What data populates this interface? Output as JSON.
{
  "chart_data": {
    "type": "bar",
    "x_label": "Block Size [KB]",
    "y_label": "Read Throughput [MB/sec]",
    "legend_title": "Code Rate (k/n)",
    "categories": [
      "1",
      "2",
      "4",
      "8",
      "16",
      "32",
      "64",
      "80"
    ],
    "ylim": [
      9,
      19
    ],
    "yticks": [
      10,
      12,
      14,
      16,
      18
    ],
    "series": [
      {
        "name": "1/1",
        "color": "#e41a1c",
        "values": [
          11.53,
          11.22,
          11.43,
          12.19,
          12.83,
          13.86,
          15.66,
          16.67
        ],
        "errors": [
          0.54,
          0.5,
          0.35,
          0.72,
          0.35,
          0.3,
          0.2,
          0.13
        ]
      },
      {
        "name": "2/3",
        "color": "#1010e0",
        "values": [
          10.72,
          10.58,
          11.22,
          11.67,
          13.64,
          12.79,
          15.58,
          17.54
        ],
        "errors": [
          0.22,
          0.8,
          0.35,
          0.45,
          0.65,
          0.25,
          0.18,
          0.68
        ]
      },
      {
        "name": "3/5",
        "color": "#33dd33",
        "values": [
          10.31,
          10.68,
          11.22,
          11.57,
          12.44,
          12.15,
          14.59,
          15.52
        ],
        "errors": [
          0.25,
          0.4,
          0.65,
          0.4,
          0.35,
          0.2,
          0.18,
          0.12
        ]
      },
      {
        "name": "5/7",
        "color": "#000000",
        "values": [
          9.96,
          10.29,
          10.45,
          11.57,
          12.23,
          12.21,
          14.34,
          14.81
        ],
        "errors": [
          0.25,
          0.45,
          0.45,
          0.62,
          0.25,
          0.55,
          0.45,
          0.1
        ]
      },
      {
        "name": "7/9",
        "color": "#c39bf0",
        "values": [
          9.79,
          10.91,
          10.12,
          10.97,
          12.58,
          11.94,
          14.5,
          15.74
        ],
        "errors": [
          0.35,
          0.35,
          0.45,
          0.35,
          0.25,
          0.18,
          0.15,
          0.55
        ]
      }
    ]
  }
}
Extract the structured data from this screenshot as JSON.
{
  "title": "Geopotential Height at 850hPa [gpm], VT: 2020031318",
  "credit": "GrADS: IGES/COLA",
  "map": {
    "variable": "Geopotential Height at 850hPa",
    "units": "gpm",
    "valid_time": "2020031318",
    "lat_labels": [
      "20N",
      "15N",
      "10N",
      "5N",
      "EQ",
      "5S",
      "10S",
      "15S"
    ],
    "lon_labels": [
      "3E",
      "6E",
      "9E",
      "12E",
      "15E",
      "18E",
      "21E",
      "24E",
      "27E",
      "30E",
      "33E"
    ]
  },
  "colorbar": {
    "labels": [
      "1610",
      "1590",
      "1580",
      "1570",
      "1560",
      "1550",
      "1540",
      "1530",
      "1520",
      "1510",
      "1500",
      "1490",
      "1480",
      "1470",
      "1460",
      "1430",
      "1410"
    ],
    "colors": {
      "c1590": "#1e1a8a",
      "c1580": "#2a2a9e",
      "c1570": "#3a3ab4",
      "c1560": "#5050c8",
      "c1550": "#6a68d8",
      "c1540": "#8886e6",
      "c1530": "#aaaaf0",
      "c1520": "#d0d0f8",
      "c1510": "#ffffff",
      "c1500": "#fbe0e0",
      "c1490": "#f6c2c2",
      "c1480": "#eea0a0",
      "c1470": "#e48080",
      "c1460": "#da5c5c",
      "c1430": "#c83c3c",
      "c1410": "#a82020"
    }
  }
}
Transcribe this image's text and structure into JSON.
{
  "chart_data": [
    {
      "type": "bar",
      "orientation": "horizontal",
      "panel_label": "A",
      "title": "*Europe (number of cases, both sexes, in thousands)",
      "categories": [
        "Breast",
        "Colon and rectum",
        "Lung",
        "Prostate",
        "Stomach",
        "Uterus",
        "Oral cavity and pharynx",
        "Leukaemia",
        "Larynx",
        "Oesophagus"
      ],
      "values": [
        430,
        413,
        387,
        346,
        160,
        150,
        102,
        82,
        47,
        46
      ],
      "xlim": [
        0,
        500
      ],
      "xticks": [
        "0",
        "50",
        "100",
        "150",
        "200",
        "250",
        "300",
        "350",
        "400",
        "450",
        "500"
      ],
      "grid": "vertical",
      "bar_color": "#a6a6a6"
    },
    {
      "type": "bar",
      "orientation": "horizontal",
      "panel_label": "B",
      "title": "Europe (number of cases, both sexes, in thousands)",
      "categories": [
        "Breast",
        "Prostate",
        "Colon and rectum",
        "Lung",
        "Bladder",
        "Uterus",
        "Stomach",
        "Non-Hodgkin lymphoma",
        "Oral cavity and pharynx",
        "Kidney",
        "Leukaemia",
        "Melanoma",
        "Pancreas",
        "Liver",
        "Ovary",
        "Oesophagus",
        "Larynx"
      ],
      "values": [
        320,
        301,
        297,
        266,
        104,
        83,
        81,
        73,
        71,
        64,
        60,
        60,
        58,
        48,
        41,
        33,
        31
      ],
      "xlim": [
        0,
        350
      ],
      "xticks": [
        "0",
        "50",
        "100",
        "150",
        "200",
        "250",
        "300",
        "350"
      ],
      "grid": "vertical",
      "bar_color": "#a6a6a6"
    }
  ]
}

######

SHORT PROBLEM:
Locate each line containing the string "this" and show it.

FINISHED TASK:
What data populates this interface? Output as JSON.
Extract the structured data from this screenshot as JSON.
Transcribe this image's text and structure into JSON.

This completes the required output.